* [Exercise task]
Show each line from the listing that includes the word "जभवन".

Data items
^^^^
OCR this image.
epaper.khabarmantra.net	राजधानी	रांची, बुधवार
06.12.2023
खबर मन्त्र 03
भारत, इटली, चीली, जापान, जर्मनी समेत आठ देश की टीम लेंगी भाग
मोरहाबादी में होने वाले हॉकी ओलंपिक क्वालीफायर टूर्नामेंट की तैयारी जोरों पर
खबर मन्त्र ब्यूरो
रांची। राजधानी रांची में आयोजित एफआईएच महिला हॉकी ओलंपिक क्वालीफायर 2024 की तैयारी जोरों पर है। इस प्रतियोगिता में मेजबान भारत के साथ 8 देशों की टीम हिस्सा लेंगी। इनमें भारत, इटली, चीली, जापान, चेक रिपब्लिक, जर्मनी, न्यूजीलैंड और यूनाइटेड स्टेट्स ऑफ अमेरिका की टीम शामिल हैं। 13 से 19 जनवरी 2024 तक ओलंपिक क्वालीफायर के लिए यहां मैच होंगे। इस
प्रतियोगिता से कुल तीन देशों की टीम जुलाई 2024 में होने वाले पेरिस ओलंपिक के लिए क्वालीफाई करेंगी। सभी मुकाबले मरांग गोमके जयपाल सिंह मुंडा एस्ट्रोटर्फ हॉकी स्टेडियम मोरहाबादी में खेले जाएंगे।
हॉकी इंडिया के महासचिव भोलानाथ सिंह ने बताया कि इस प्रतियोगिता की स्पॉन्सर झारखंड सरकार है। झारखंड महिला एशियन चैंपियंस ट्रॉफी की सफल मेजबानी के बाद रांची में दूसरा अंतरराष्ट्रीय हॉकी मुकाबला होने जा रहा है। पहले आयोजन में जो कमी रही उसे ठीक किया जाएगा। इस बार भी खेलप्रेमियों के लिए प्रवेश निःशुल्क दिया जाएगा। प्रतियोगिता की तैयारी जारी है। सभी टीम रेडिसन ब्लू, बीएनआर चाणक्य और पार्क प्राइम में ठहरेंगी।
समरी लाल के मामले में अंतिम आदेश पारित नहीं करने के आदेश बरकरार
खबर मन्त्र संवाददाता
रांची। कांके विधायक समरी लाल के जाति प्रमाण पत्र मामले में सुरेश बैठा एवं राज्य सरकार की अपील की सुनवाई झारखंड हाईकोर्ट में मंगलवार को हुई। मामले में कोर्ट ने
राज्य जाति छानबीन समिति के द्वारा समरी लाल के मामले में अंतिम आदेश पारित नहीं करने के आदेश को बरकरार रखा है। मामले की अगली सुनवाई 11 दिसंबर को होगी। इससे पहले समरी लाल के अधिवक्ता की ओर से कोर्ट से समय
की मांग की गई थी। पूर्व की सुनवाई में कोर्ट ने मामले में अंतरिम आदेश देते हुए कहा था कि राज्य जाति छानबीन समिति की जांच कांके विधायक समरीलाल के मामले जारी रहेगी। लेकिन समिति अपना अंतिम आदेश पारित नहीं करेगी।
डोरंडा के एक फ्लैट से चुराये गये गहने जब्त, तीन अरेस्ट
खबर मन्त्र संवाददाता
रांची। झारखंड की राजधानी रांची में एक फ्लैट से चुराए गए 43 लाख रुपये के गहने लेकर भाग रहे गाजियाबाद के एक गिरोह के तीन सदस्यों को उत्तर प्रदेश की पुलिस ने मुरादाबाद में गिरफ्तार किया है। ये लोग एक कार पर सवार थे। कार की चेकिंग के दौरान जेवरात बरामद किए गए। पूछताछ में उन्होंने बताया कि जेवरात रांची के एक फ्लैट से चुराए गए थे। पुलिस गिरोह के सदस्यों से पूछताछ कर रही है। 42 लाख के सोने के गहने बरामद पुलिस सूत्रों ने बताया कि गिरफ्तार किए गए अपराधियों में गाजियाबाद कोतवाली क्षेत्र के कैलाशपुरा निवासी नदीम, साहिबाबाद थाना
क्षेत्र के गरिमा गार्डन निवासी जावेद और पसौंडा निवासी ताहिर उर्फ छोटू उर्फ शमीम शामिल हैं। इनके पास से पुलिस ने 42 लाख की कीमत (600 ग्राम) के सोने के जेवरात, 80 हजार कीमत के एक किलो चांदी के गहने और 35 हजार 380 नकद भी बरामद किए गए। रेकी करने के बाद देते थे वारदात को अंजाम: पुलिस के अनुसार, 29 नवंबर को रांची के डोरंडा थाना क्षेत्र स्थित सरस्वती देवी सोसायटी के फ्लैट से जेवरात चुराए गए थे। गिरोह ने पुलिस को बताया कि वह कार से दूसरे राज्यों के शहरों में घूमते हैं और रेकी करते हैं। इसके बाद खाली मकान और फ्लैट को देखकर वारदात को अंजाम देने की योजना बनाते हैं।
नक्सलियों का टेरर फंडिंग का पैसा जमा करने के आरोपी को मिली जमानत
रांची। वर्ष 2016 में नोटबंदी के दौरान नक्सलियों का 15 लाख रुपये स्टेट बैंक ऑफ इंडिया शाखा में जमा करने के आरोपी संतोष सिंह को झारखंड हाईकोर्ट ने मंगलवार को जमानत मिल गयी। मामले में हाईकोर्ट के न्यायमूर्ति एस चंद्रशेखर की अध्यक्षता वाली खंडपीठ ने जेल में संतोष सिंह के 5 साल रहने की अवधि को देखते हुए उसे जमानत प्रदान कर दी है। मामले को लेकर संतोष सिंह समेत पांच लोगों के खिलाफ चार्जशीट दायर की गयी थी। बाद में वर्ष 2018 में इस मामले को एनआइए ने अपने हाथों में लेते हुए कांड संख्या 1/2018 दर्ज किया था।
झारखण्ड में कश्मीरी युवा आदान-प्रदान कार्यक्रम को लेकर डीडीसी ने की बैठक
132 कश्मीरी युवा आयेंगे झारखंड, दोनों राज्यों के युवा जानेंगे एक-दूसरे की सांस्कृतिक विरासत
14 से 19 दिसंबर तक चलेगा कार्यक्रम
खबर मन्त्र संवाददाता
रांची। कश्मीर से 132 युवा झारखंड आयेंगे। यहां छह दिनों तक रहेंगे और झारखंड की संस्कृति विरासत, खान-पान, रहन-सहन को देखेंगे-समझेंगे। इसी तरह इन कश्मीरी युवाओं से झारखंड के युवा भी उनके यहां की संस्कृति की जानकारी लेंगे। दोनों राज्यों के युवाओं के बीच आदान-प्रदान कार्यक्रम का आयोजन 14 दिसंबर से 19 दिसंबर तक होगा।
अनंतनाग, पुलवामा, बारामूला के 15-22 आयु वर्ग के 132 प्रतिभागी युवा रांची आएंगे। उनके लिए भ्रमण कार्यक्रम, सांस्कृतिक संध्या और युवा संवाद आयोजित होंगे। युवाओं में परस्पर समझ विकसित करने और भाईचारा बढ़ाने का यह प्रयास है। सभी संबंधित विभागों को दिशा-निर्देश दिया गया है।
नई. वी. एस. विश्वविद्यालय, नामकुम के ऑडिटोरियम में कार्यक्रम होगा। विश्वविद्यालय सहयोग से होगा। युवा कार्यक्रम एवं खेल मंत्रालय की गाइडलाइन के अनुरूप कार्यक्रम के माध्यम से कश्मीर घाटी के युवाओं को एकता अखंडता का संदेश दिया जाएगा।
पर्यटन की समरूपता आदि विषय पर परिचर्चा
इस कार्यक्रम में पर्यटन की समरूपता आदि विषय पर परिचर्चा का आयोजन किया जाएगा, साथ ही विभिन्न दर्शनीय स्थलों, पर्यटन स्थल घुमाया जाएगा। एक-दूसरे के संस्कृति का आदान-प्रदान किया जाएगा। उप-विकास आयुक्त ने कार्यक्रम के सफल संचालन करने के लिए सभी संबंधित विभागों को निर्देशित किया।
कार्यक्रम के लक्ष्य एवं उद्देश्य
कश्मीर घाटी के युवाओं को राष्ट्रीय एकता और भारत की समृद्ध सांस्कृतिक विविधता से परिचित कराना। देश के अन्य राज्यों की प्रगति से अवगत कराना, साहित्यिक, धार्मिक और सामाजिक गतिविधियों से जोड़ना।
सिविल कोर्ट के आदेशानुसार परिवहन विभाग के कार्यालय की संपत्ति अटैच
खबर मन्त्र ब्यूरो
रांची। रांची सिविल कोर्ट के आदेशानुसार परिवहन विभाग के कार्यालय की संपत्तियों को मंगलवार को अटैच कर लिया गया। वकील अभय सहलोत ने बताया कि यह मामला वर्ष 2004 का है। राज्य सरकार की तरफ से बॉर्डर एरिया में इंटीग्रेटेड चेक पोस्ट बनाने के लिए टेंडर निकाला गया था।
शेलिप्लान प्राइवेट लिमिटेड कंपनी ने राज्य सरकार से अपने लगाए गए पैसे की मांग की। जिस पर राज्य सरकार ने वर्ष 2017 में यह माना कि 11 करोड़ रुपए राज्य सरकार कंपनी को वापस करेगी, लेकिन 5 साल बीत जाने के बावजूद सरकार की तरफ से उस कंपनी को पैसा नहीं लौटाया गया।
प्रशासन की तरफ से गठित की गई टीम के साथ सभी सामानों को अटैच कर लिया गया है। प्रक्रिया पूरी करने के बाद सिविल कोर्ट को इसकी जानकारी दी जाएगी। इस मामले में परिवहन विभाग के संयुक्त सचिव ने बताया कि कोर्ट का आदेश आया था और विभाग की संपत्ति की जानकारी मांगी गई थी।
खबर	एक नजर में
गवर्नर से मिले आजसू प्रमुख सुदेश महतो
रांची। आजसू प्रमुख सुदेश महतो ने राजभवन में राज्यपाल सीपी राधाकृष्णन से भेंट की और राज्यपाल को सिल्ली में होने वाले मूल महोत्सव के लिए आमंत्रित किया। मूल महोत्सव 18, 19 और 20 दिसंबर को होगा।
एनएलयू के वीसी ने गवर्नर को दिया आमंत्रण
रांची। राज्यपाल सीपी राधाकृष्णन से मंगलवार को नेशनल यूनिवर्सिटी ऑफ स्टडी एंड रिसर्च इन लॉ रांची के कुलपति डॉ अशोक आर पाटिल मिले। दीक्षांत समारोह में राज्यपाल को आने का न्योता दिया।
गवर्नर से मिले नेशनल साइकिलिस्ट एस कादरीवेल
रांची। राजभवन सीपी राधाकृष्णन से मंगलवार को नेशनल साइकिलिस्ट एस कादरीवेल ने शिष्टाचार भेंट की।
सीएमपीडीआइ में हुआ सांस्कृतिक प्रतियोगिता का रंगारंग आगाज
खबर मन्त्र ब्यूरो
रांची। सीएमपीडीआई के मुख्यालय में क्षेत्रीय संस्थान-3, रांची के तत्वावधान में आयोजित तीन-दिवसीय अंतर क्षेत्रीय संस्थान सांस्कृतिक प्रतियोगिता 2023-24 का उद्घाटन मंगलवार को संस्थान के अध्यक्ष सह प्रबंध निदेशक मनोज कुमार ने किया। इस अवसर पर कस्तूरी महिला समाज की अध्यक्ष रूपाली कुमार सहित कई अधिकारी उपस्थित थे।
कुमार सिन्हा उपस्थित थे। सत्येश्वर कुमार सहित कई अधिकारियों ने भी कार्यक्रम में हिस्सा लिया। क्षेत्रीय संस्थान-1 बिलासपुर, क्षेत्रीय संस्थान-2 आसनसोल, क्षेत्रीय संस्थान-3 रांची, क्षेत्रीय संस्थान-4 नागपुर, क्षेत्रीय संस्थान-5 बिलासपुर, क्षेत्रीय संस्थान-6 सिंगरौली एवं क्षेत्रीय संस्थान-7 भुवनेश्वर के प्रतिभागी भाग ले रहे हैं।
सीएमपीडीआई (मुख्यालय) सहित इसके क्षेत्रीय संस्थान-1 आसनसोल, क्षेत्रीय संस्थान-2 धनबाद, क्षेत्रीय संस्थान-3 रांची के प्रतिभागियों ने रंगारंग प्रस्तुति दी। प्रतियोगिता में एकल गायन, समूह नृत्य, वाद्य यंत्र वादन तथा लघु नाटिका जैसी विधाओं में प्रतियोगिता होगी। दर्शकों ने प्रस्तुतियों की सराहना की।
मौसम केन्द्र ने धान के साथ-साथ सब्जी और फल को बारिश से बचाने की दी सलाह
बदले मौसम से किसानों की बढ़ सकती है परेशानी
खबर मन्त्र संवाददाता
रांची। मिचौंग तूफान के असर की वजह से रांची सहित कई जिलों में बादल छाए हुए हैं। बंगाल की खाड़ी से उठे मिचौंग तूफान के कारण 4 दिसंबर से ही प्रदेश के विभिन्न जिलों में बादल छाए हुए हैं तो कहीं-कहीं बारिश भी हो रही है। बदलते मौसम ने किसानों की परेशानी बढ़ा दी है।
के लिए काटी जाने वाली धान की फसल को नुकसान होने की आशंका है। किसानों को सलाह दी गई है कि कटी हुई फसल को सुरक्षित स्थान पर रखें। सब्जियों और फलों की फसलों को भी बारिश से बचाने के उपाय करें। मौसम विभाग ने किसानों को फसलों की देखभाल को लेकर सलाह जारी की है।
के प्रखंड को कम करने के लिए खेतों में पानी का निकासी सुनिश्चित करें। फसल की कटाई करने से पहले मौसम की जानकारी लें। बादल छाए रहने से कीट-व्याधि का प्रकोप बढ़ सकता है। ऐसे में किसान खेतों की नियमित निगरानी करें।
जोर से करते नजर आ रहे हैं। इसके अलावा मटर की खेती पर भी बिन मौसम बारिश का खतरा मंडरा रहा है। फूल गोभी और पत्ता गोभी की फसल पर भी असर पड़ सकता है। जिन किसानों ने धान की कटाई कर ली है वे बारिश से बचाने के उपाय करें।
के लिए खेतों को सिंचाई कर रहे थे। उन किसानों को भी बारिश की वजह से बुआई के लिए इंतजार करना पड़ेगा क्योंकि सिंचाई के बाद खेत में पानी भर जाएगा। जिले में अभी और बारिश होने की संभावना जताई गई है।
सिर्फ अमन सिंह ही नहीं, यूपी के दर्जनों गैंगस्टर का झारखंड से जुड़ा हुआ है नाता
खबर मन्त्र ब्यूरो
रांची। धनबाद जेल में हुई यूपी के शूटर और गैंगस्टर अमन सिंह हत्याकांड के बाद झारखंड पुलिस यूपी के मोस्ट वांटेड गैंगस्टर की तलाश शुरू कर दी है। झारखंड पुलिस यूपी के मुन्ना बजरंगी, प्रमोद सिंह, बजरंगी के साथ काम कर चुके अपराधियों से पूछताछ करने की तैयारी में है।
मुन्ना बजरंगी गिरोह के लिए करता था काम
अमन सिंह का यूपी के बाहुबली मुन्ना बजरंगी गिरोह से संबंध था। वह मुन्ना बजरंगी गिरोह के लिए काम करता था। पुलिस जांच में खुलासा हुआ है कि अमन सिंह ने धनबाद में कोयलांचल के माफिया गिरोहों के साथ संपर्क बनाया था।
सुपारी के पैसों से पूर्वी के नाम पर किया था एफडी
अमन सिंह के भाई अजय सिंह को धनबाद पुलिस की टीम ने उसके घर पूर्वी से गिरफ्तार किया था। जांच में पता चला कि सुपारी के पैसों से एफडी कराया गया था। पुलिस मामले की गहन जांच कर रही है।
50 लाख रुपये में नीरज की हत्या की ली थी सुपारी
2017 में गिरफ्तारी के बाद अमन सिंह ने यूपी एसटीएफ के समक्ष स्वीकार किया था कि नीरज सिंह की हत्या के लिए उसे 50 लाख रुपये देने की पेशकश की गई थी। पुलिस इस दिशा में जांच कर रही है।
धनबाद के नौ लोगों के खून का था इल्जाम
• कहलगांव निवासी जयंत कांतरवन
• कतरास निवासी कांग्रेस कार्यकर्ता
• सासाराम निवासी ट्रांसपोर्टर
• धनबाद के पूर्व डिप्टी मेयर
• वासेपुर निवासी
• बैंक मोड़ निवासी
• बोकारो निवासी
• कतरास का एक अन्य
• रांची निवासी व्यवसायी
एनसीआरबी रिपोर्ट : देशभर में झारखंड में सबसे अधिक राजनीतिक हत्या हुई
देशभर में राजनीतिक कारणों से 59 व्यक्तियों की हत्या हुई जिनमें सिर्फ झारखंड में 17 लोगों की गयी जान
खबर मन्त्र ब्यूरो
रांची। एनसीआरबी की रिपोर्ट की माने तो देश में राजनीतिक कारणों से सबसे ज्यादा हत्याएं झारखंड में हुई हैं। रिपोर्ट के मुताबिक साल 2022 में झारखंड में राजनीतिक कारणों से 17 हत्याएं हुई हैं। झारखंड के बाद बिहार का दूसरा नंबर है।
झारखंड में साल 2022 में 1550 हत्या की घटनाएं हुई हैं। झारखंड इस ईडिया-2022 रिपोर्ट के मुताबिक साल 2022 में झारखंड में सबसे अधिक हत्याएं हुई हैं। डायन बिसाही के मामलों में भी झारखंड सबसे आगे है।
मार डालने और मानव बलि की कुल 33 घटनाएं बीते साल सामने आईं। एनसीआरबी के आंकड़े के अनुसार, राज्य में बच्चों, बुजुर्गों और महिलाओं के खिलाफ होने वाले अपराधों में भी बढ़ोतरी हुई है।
^^^^
* [Solution to the exercise]
रांची। आजसू प्रमुख सुदेश महतो ने राजभवन में राज्यपाल सीपी राधाकृष्णन से भेंट की और राज्यपाल को सिल्ली में होने वाले मूल महोत्सव के लिए आमंत्रित किया। मूल महोत्सव 18, 19 और 20 दिसंबर को होगा।
रांची। राजभवन सीपी राधाकृष्णन से मंगलवार को नेशनल साइकिलिस्ट एस कादरीवेल ने शिष्टाचार भेंट की।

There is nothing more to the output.